Data entries for graphics:
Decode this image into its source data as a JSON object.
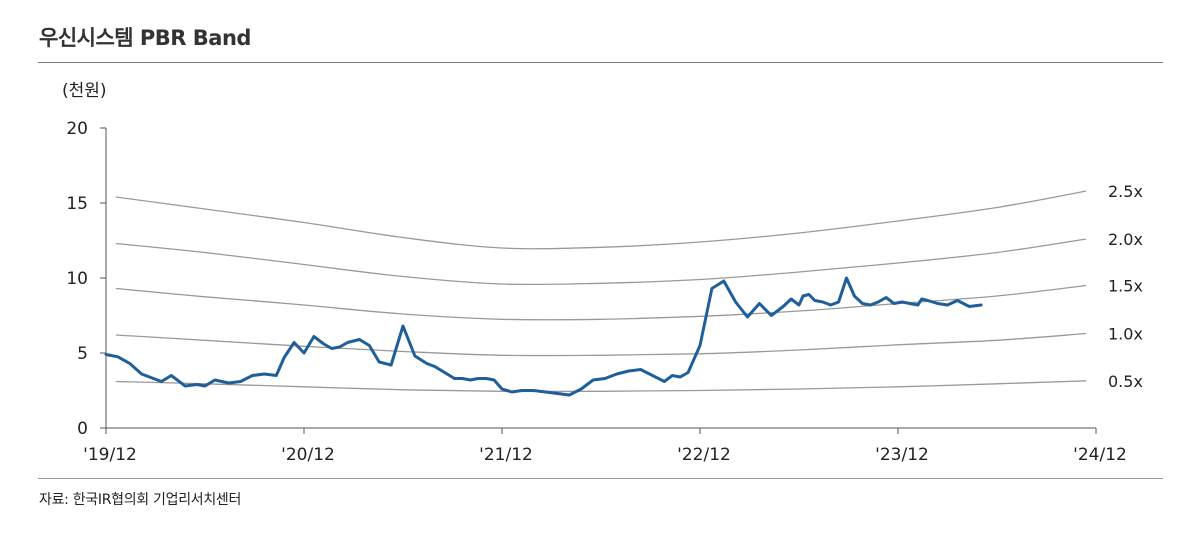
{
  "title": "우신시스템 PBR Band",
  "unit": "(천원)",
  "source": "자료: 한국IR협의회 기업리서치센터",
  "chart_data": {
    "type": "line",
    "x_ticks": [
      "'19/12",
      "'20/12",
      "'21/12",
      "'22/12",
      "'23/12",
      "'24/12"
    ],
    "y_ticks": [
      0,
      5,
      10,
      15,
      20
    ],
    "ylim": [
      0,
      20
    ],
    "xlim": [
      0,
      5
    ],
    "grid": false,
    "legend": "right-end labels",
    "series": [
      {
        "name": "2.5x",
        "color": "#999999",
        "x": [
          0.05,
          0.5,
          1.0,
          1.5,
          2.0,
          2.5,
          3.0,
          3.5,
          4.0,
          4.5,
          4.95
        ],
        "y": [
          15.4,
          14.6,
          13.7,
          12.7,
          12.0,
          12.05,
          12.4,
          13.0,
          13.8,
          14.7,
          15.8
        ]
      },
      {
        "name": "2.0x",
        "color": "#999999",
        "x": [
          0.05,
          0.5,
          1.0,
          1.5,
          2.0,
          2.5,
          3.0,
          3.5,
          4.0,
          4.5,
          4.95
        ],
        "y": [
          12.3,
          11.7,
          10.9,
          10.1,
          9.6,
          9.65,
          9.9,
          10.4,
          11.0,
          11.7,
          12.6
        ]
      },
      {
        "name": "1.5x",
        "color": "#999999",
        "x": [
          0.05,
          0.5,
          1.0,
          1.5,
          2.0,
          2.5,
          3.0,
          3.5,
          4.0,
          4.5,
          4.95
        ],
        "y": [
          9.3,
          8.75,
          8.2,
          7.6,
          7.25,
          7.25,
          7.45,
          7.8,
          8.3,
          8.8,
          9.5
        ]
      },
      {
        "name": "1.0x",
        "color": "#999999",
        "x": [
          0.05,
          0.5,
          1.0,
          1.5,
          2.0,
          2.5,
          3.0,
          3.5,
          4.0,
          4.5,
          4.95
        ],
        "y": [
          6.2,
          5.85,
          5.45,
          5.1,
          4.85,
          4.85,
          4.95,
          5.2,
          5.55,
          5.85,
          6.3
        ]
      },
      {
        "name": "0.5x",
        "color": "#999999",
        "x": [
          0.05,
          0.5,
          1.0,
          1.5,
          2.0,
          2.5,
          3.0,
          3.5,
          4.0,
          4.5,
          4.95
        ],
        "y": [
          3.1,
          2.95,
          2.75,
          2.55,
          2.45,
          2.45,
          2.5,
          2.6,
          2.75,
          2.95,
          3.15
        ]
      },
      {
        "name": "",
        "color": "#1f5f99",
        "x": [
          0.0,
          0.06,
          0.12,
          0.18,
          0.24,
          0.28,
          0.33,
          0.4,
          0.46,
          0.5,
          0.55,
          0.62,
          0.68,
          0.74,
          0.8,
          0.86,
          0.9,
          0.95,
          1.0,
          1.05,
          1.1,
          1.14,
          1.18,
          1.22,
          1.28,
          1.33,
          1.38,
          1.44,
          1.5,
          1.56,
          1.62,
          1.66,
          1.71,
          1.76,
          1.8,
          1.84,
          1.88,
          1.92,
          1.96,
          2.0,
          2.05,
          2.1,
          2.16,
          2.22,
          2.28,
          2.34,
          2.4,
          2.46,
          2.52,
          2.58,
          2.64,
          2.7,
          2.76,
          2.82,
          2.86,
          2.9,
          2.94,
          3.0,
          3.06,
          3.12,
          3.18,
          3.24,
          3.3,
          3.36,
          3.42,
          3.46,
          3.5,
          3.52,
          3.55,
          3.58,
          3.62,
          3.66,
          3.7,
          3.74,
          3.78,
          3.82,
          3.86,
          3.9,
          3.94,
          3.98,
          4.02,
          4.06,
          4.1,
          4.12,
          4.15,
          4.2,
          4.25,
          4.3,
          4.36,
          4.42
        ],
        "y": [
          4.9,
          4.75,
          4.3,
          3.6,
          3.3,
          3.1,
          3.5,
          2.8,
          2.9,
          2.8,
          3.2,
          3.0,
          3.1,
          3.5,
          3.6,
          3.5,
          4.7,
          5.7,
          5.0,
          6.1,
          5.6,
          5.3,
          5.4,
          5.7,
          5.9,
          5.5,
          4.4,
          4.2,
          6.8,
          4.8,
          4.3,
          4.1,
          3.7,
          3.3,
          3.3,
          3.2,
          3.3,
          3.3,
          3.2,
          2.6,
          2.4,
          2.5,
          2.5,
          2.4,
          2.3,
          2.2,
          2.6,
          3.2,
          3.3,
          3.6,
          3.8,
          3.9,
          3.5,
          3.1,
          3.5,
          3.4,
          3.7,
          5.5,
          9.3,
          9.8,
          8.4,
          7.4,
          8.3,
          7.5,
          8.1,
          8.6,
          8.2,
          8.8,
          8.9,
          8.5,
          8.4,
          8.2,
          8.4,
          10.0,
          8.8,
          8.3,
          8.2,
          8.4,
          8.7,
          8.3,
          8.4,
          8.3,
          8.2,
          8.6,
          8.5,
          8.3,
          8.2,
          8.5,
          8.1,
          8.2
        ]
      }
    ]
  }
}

WORK REQUIRED: Collect each line above holding the string "source".

ANSWER FOR THIS EXERCISE:
Decode this image into its source data as a JSON object.
  "source": "자료: 한국IR협의회 기업리서치센터",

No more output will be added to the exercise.